(Element boundary records)
'''
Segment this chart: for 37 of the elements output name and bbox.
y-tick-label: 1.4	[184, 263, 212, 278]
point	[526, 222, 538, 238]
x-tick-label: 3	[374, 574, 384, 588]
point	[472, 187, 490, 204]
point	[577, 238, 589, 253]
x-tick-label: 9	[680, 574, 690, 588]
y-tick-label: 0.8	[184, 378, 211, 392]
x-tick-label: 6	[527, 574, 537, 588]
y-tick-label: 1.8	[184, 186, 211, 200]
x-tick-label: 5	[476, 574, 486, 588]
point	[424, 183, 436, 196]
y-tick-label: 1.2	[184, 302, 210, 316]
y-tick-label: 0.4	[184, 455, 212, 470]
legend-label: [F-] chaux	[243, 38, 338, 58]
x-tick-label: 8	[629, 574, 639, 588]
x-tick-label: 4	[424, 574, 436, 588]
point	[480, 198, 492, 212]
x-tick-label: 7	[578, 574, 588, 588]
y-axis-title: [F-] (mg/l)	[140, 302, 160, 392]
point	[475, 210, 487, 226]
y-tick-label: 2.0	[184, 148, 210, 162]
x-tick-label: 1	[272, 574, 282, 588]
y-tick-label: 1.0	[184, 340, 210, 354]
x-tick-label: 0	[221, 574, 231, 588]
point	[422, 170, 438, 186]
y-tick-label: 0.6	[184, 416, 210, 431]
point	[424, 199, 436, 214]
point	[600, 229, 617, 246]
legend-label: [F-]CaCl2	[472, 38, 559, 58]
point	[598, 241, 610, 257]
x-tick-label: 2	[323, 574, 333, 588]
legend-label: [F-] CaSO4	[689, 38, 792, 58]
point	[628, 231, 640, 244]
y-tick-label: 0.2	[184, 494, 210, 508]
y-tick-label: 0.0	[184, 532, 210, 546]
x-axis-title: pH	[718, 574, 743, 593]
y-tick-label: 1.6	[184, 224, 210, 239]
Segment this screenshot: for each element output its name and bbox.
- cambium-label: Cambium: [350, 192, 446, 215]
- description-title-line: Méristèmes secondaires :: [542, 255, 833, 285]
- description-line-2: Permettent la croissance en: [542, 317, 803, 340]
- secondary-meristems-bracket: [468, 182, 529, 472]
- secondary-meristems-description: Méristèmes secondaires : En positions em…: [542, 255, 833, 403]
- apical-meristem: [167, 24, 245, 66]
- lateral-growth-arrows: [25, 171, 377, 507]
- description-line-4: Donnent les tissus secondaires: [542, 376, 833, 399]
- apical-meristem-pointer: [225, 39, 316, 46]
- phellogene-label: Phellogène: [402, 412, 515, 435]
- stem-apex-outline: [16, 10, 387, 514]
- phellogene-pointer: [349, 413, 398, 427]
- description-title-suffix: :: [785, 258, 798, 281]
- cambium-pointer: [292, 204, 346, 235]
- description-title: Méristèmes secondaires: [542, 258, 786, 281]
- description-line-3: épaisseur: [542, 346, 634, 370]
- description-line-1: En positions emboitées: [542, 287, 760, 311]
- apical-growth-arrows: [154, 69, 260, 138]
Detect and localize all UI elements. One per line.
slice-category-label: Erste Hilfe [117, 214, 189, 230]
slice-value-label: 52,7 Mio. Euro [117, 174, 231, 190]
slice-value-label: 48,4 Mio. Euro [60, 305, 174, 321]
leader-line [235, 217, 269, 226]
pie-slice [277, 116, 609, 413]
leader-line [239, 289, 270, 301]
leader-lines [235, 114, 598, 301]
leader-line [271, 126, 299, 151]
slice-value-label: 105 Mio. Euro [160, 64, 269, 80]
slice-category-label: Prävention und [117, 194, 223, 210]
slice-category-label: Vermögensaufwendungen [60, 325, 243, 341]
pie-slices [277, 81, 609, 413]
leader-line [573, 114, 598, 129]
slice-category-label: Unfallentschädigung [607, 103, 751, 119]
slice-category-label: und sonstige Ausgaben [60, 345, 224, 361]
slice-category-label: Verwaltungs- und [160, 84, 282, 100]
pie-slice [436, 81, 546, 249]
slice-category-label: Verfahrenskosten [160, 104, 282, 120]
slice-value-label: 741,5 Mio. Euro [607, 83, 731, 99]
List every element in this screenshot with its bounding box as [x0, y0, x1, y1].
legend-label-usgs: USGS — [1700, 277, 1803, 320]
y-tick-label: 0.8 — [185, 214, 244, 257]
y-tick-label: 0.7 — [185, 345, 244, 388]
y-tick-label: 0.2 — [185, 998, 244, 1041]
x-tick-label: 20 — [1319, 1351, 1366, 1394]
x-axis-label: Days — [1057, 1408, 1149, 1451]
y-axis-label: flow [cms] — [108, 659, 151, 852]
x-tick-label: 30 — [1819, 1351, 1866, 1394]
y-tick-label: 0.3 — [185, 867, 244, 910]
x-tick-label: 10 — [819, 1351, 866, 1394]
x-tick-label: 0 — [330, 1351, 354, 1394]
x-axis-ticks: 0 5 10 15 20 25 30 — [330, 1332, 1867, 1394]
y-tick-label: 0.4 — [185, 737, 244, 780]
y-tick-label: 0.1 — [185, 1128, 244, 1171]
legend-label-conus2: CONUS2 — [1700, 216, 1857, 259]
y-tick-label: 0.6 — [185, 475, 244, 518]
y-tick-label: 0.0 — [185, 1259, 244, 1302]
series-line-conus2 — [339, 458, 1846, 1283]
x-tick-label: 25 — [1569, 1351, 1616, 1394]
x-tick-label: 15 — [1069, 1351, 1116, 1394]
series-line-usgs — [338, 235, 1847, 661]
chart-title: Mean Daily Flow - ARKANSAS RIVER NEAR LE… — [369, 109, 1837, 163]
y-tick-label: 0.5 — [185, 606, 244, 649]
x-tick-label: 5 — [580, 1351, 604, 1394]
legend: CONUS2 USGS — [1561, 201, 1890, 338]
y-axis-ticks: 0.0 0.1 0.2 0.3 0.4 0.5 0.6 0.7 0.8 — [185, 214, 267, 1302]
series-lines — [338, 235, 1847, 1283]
'''
• TO BE DONE
Reproduce word for word the lines from the start of the records up to and including the line with "574, 639, 588]".

• EXERCISE SOLUTION
Segment this chart: for 37 of the elements output name and bbox.
y-tick-label: 1.4	[184, 263, 212, 278]
point	[526, 222, 538, 238]
x-tick-label: 3	[374, 574, 384, 588]
point	[472, 187, 490, 204]
point	[577, 238, 589, 253]
x-tick-label: 9	[680, 574, 690, 588]
y-tick-label: 0.8	[184, 378, 211, 392]
x-tick-label: 6	[527, 574, 537, 588]
y-tick-label: 1.8	[184, 186, 211, 200]
x-tick-label: 5	[476, 574, 486, 588]
point	[424, 183, 436, 196]
y-tick-label: 1.2	[184, 302, 210, 316]
y-tick-label: 0.4	[184, 455, 212, 470]
legend-label: [F-] chaux	[243, 38, 338, 58]
x-tick-label: 8	[629, 574, 639, 588]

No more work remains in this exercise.